### Your goal
Any pictures in the records below should be skipped; write out everything else exactly.

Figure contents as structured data
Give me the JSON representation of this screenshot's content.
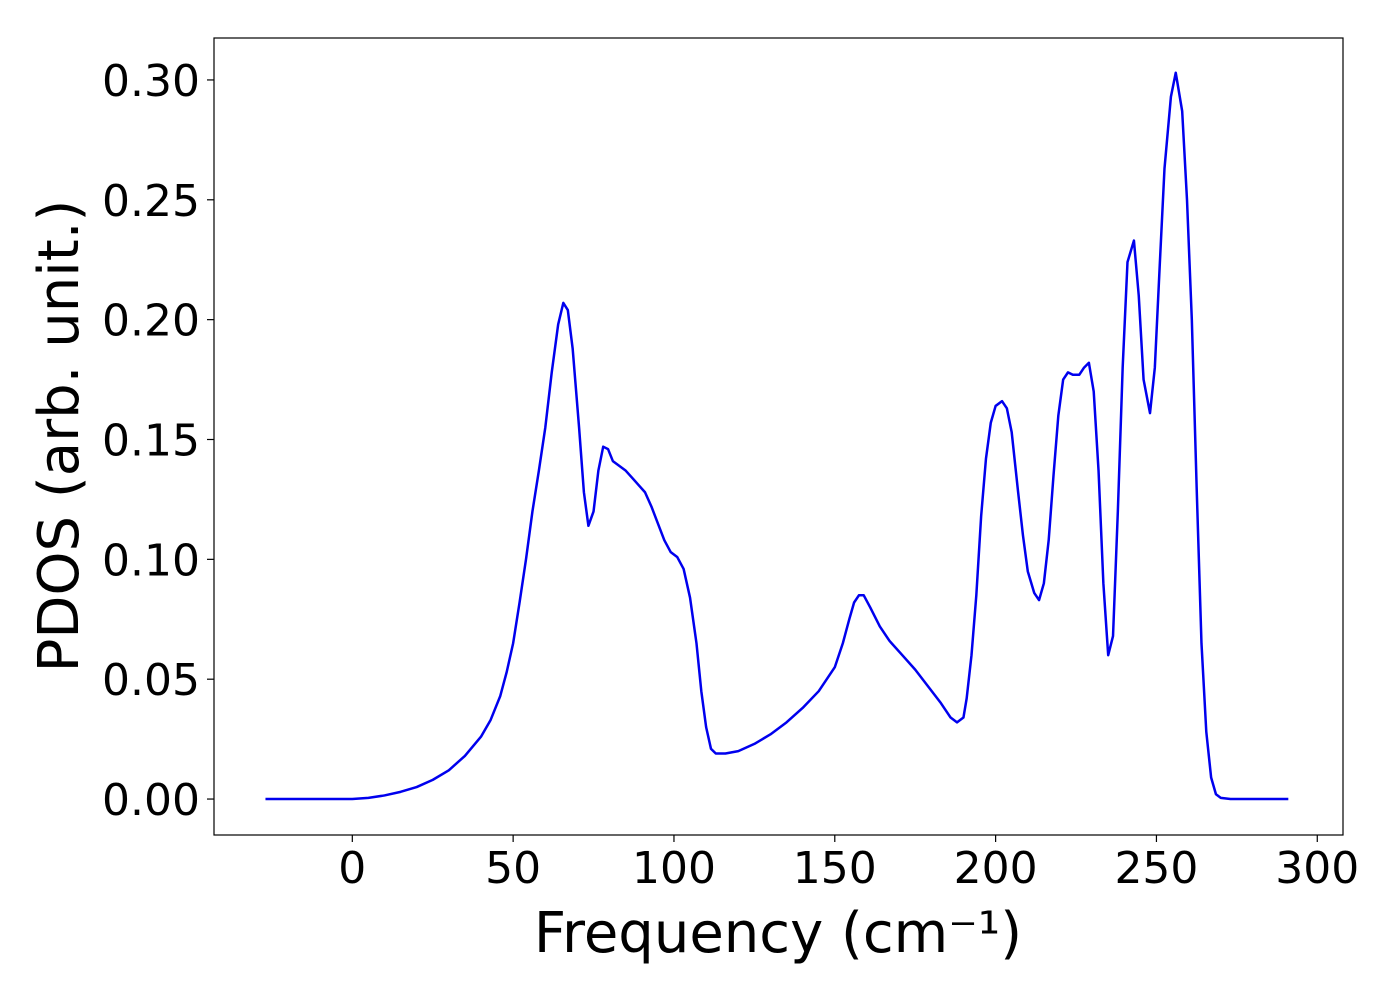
{
  "chart_data": {
    "type": "line",
    "xlabel": "Frequency (cm⁻¹)",
    "ylabel": "PDOS (arb. unit.)",
    "xlim": [
      -43,
      308
    ],
    "ylim": [
      -0.015,
      0.3175
    ],
    "xticks": [
      0,
      50,
      100,
      150,
      200,
      250,
      300
    ],
    "yticks": [
      {
        "value": 0,
        "label": "0.00"
      },
      {
        "value": 0.05,
        "label": "0.05"
      },
      {
        "value": 0.1,
        "label": "0.10"
      },
      {
        "value": 0.15,
        "label": "0.15"
      },
      {
        "value": 0.2,
        "label": "0.20"
      },
      {
        "value": 0.25,
        "label": "0.25"
      },
      {
        "value": 0.3,
        "label": "0.30"
      }
    ],
    "x": [
      -27,
      -10,
      0,
      5,
      10,
      15,
      20,
      25,
      30,
      35,
      40,
      43,
      46,
      48,
      50,
      52,
      54,
      56,
      58,
      60,
      62,
      64,
      65.6,
      67,
      68.5,
      70.5,
      72,
      73.4,
      75,
      76.5,
      78,
      79.5,
      81,
      83,
      85,
      87,
      89,
      91,
      93,
      95,
      97,
      99,
      101,
      103,
      105,
      107,
      108.5,
      110,
      111.5,
      113,
      116,
      120,
      125,
      130,
      135,
      140,
      145,
      150,
      152.5,
      154.5,
      156,
      157.5,
      159,
      161,
      164,
      167,
      171,
      175,
      179,
      183,
      186,
      188,
      190,
      191,
      192.5,
      194,
      195.5,
      197,
      198.5,
      200,
      202,
      203.5,
      205,
      207,
      208.5,
      210,
      212,
      213.5,
      215,
      216.5,
      218,
      219.5,
      221,
      222.5,
      224,
      226,
      227.5,
      229,
      230.5,
      232,
      233.5,
      235,
      236.5,
      238,
      239.5,
      241,
      243,
      244.5,
      246,
      248,
      249.5,
      251,
      252.5,
      254.5,
      256,
      258,
      259.5,
      261,
      262.5,
      264,
      265.5,
      267,
      268.5,
      270,
      273,
      291
    ],
    "series": [
      {
        "name": "PDOS",
        "color": "#0000ee",
        "values": [
          0,
          0,
          0,
          0.0005,
          0.0015,
          0.003,
          0.005,
          0.008,
          0.012,
          0.018,
          0.026,
          0.033,
          0.043,
          0.053,
          0.065,
          0.082,
          0.1,
          0.12,
          0.137,
          0.155,
          0.178,
          0.198,
          0.207,
          0.204,
          0.188,
          0.155,
          0.128,
          0.114,
          0.12,
          0.137,
          0.147,
          0.146,
          0.141,
          0.139,
          0.137,
          0.134,
          0.131,
          0.128,
          0.122,
          0.115,
          0.108,
          0.103,
          0.101,
          0.096,
          0.084,
          0.065,
          0.045,
          0.03,
          0.021,
          0.019,
          0.019,
          0.02,
          0.023,
          0.027,
          0.032,
          0.038,
          0.045,
          0.055,
          0.065,
          0.075,
          0.082,
          0.085,
          0.085,
          0.08,
          0.072,
          0.066,
          0.06,
          0.054,
          0.047,
          0.04,
          0.034,
          0.032,
          0.034,
          0.042,
          0.06,
          0.085,
          0.118,
          0.142,
          0.157,
          0.164,
          0.166,
          0.163,
          0.153,
          0.128,
          0.11,
          0.095,
          0.086,
          0.083,
          0.09,
          0.108,
          0.135,
          0.16,
          0.175,
          0.178,
          0.177,
          0.177,
          0.18,
          0.182,
          0.17,
          0.137,
          0.09,
          0.06,
          0.068,
          0.12,
          0.18,
          0.224,
          0.233,
          0.21,
          0.175,
          0.161,
          0.18,
          0.222,
          0.263,
          0.293,
          0.303,
          0.287,
          0.25,
          0.2,
          0.13,
          0.065,
          0.028,
          0.009,
          0.002,
          0.0005,
          0,
          0
        ]
      }
    ]
  }
}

### Written answer
Give me the JSON representation of this screenshot's content.
{
  "chart_data": {
    "type": "line",
    "xlabel": "Frequency (cm⁻¹)",
    "ylabel": "PDOS (arb. unit.)",
    "xlim": [
      -43,
      308
    ],
    "ylim": [
      -0.015,
      0.3175
    ],
    "xticks": [
      0,
      50,
      100,
      150,
      200,
      250,
      300
    ],
    "yticks": [
      {
        "value": 0,
        "label": "0.00"
      },
      {
        "value": 0.05,
        "label": "0.05"
      },
      {
        "value": 0.1,
        "label": "0.10"
      },
      {
        "value": 0.15,
        "label": "0.15"
      },
      {
        "value": 0.2,
        "label": "0.20"
      },
      {
        "value": 0.25,
        "label": "0.25"
      },
      {
        "value": 0.3,
        "label": "0.30"
      }
    ],
    "x": [
      -27,
      -10,
      0,
      5,
      10,
      15,
      20,
      25,
      30,
      35,
      40,
      43,
      46,
      48,
      50,
      52,
      54,
      56,
      58,
      60,
      62,
      64,
      65.6,
      67,
      68.5,
      70.5,
      72,
      73.4,
      75,
      76.5,
      78,
      79.5,
      81,
      83,
      85,
      87,
      89,
      91,
      93,
      95,
      97,
      99,
      101,
      103,
      105,
      107,
      108.5,
      110,
      111.5,
      113,
      116,
      120,
      125,
      130,
      135,
      140,
      145,
      150,
      152.5,
      154.5,
      156,
      157.5,
      159,
      161,
      164,
      167,
      171,
      175,
      179,
      183,
      186,
      188,
      190,
      191,
      192.5,
      194,
      195.5,
      197,
      198.5,
      200,
      202,
      203.5,
      205,
      207,
      208.5,
      210,
      212,
      213.5,
      215,
      216.5,
      218,
      219.5,
      221,
      222.5,
      224,
      226,
      227.5,
      229,
      230.5,
      232,
      233.5,
      235,
      236.5,
      238,
      239.5,
      241,
      243,
      244.5,
      246,
      248,
      249.5,
      251,
      252.5,
      254.5,
      256,
      258,
      259.5,
      261,
      262.5,
      264,
      265.5,
      267,
      268.5,
      270,
      273,
      291
    ],
    "series": [
      {
        "name": "PDOS",
        "color": "#0000ee",
        "values": [
          0,
          0,
          0,
          0.0005,
          0.0015,
          0.003,
          0.005,
          0.008,
          0.012,
          0.018,
          0.026,
          0.033,
          0.043,
          0.053,
          0.065,
          0.082,
          0.1,
          0.12,
          0.137,
          0.155,
          0.178,
          0.198,
          0.207,
          0.204,
          0.188,
          0.155,
          0.128,
          0.114,
          0.12,
          0.137,
          0.147,
          0.146,
          0.141,
          0.139,
          0.137,
          0.134,
          0.131,
          0.128,
          0.122,
          0.115,
          0.108,
          0.103,
          0.101,
          0.096,
          0.084,
          0.065,
          0.045,
          0.03,
          0.021,
          0.019,
          0.019,
          0.02,
          0.023,
          0.027,
          0.032,
          0.038,
          0.045,
          0.055,
          0.065,
          0.075,
          0.082,
          0.085,
          0.085,
          0.08,
          0.072,
          0.066,
          0.06,
          0.054,
          0.047,
          0.04,
          0.034,
          0.032,
          0.034,
          0.042,
          0.06,
          0.085,
          0.118,
          0.142,
          0.157,
          0.164,
          0.166,
          0.163,
          0.153,
          0.128,
          0.11,
          0.095,
          0.086,
          0.083,
          0.09,
          0.108,
          0.135,
          0.16,
          0.175,
          0.178,
          0.177,
          0.177,
          0.18,
          0.182,
          0.17,
          0.137,
          0.09,
          0.06,
          0.068,
          0.12,
          0.18,
          0.224,
          0.233,
          0.21,
          0.175,
          0.161,
          0.18,
          0.222,
          0.263,
          0.293,
          0.303,
          0.287,
          0.25,
          0.2,
          0.13,
          0.065,
          0.028,
          0.009,
          0.002,
          0.0005,
          0,
          0
        ]
      }
    ]
  }
}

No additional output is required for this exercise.